**Exercise goal**
Copy every line from the data below in which the string "utilisateur" can be found.

**Provided entries**
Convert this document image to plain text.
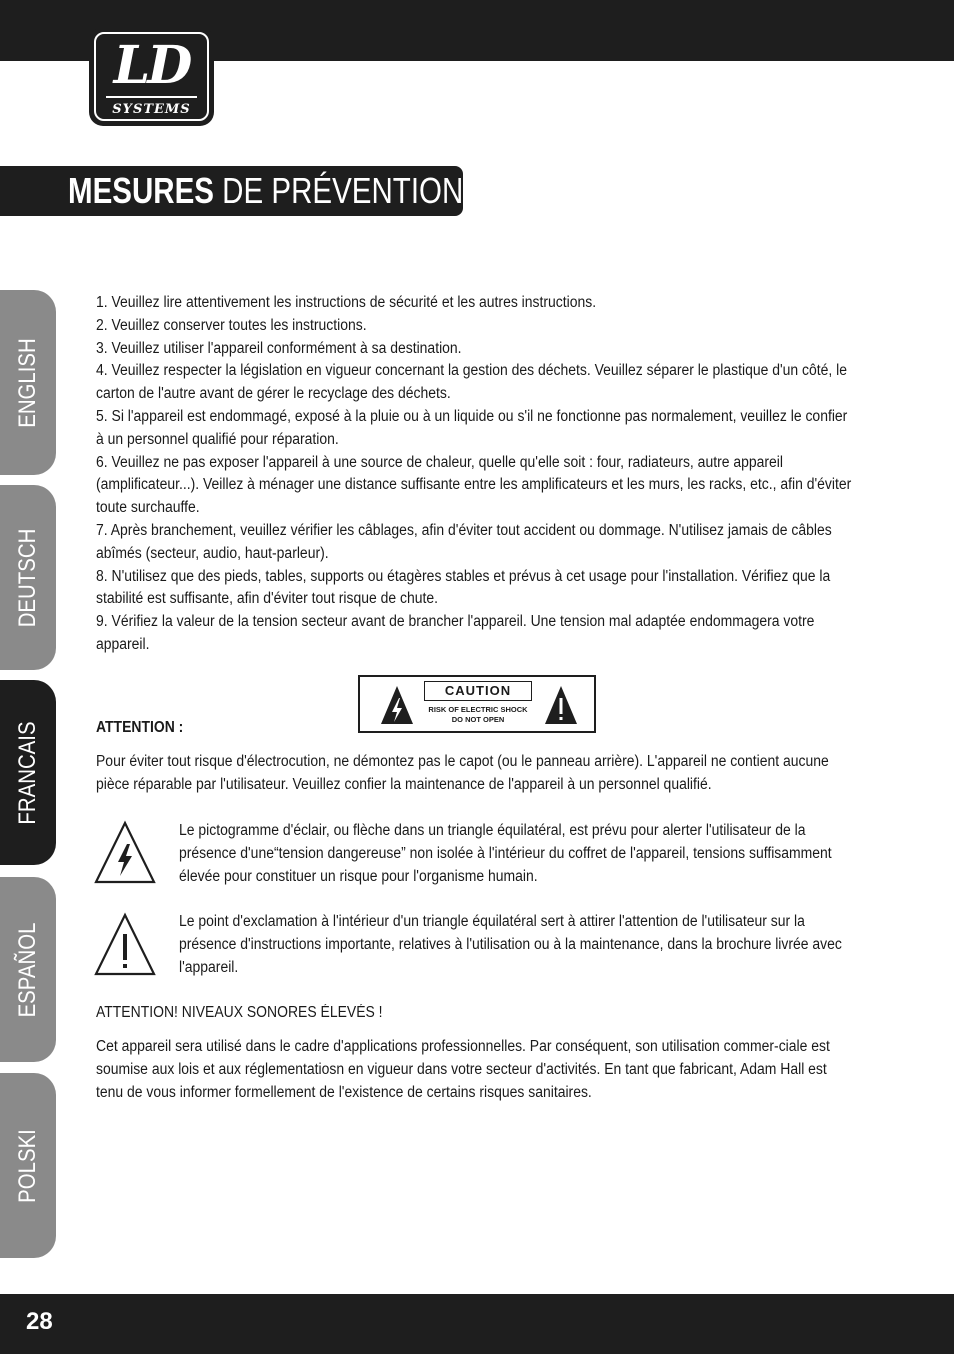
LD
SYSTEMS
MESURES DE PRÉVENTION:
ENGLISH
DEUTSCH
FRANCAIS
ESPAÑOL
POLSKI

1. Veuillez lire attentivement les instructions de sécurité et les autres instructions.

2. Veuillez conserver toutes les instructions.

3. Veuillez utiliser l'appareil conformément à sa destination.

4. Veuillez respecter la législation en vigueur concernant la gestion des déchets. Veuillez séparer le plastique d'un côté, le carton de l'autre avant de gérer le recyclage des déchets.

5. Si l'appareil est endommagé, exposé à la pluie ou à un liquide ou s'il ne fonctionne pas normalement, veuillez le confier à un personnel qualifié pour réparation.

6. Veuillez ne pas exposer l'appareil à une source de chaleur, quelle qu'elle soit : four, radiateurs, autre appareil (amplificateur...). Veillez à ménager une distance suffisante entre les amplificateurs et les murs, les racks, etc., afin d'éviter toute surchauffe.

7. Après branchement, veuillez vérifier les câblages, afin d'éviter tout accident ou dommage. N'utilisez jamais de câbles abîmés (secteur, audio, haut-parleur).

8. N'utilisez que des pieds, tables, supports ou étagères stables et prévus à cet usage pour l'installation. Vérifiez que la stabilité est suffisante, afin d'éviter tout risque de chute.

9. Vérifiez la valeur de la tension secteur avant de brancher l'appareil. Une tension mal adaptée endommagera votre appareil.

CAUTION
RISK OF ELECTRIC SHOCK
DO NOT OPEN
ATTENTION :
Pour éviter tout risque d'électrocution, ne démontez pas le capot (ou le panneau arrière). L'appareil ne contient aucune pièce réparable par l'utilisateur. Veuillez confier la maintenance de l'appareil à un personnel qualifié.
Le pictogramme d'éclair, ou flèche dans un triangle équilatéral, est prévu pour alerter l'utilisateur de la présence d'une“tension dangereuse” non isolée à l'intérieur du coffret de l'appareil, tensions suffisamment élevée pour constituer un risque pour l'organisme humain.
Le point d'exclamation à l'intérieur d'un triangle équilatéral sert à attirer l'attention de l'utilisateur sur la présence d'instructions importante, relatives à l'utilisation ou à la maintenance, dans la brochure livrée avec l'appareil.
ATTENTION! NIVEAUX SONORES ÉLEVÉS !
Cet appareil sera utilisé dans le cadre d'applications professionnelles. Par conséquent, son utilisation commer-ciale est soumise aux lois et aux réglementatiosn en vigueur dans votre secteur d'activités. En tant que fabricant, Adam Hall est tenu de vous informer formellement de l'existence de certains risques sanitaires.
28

...

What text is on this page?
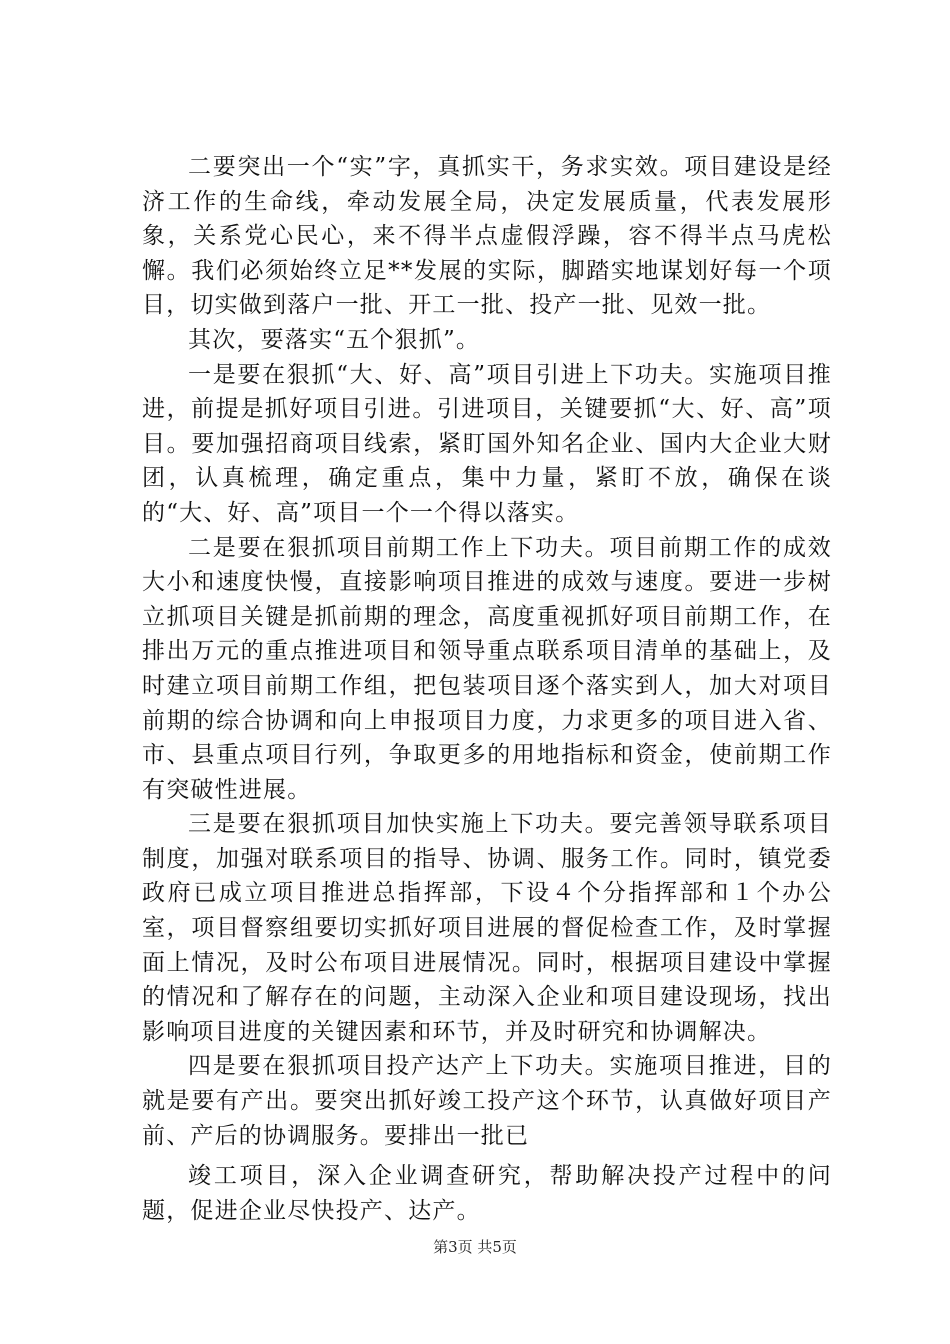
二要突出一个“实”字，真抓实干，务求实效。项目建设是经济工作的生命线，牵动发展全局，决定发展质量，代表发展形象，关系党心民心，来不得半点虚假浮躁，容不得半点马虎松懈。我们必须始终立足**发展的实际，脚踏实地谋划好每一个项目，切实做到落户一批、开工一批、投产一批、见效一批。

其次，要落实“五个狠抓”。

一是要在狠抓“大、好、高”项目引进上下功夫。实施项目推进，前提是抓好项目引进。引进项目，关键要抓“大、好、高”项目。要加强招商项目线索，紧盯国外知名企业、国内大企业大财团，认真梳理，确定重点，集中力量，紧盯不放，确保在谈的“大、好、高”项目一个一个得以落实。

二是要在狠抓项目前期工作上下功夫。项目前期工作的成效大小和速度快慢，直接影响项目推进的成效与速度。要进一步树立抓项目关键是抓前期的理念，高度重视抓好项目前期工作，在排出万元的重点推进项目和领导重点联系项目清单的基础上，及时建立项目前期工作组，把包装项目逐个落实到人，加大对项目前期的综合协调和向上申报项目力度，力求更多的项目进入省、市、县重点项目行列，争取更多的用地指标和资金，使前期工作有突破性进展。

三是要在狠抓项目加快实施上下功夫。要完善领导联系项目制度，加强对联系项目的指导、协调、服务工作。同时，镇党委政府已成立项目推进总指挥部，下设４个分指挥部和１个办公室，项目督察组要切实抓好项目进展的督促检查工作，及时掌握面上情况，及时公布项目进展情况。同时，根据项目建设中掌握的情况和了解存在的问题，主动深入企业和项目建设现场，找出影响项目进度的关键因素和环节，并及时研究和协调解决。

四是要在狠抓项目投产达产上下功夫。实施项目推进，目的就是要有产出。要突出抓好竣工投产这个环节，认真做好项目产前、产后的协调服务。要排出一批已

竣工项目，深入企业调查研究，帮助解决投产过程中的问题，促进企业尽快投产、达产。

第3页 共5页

**Expected answer**
Pour éviter tout risque d'électrocution, ne démontez pas le capot (ou le panneau arrière). L'appareil ne contient aucune pièce réparable par l'utilisateur. Veuillez confier la maintenance de l'appareil à un personnel qualifié.
Le pictogramme d'éclair, ou flèche dans un triangle équilatéral, est prévu pour alerter l'utilisateur de la présence d'une“tension dangereuse” non isolée à l'intérieur du coffret de l'appareil, tensions suffisamment élevée pour constituer un risque pour l'organisme humain.
Le point d'exclamation à l'intérieur d'un triangle équilatéral sert à attirer l'attention de l'utilisateur sur la présence d'instructions importante, relatives à l'utilisation ou à la maintenance, dans la brochure livrée avec l'appareil.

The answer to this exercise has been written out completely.